• WHAT TO PRODUCE:
Print the records below word for word, but leave out the pictures.

• DATA SUPPLIED:
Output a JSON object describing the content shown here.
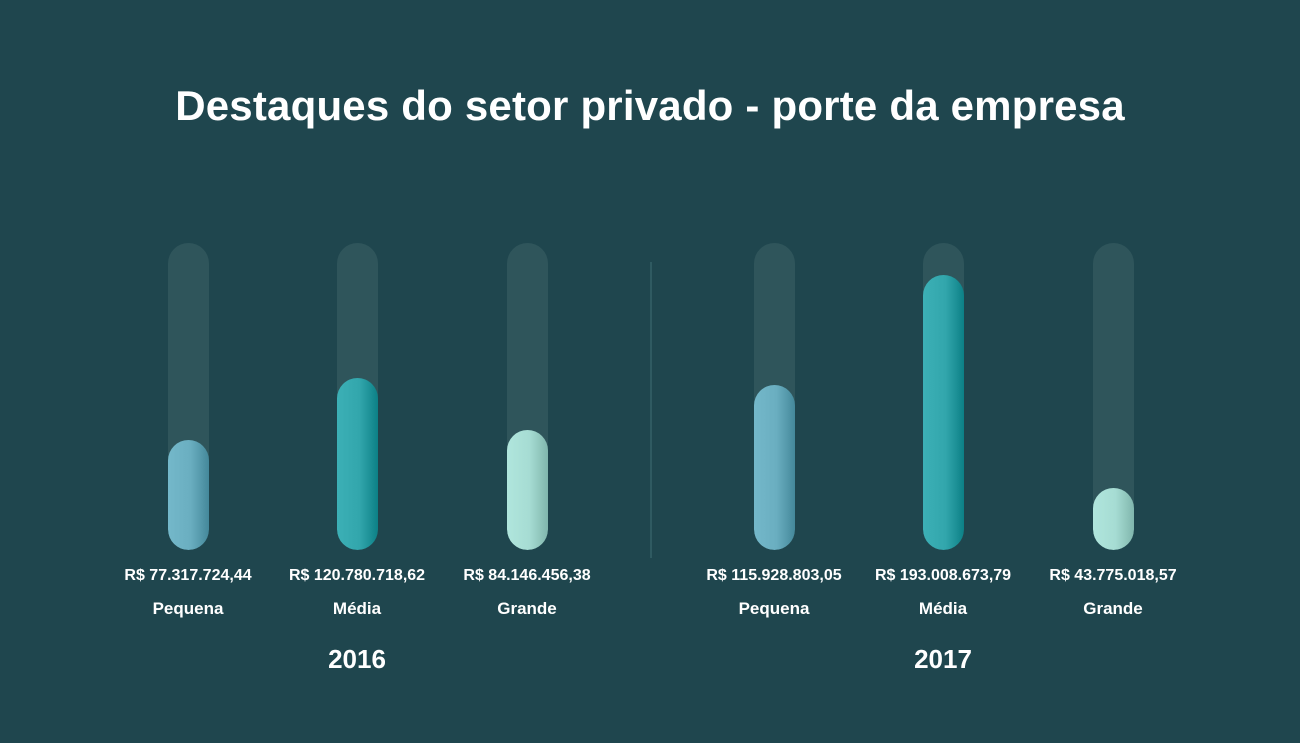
{
  "chart_data": {
    "type": "bar",
    "title": "Destaques do setor privado - porte da empresa",
    "ylim": [
      0,
      200000000
    ],
    "groups": [
      {
        "label": "2016",
        "bars": [
          {
            "category": "Pequena",
            "value": 77317724.44,
            "value_label": "R$ 77.317.724,44",
            "color": "#6aaec0"
          },
          {
            "category": "Média",
            "value": 120780718.62,
            "value_label": "R$ 120.780.718,62",
            "color": "#32a6ac"
          },
          {
            "category": "Grande",
            "value": 84146456.38,
            "value_label": "R$ 84.146.456,38",
            "color": "#a6dcd3"
          }
        ]
      },
      {
        "label": "2017",
        "bars": [
          {
            "category": "Pequena",
            "value": 115928803.05,
            "value_label": "R$ 115.928.803,05",
            "color": "#6aaec0"
          },
          {
            "category": "Média",
            "value": 193008673.79,
            "value_label": "R$ 193.008.673,79",
            "color": "#32a6ac"
          },
          {
            "category": "Grande",
            "value": 43775018.57,
            "value_label": "R$ 43.775.018,57",
            "color": "#a6dcd3"
          }
        ]
      }
    ]
  }
}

• RESPONSE FOR THIS EXERCISE:
Output a JSON object describing the content shown here.
{
  "chart_data": {
    "type": "bar",
    "title": "Destaques do setor privado - porte da empresa",
    "ylim": [
      0,
      200000000
    ],
    "groups": [
      {
        "label": "2016",
        "bars": [
          {
            "category": "Pequena",
            "value": 77317724.44,
            "value_label": "R$ 77.317.724,44",
            "color": "#6aaec0"
          },
          {
            "category": "Média",
            "value": 120780718.62,
            "value_label": "R$ 120.780.718,62",
            "color": "#32a6ac"
          },
          {
            "category": "Grande",
            "value": 84146456.38,
            "value_label": "R$ 84.146.456,38",
            "color": "#a6dcd3"
          }
        ]
      },
      {
        "label": "2017",
        "bars": [
          {
            "category": "Pequena",
            "value": 115928803.05,
            "value_label": "R$ 115.928.803,05",
            "color": "#6aaec0"
          },
          {
            "category": "Média",
            "value": 193008673.79,
            "value_label": "R$ 193.008.673,79",
            "color": "#32a6ac"
          },
          {
            "category": "Grande",
            "value": 43775018.57,
            "value_label": "R$ 43.775.018,57",
            "color": "#a6dcd3"
          }
        ]
      }
    ]
  }
}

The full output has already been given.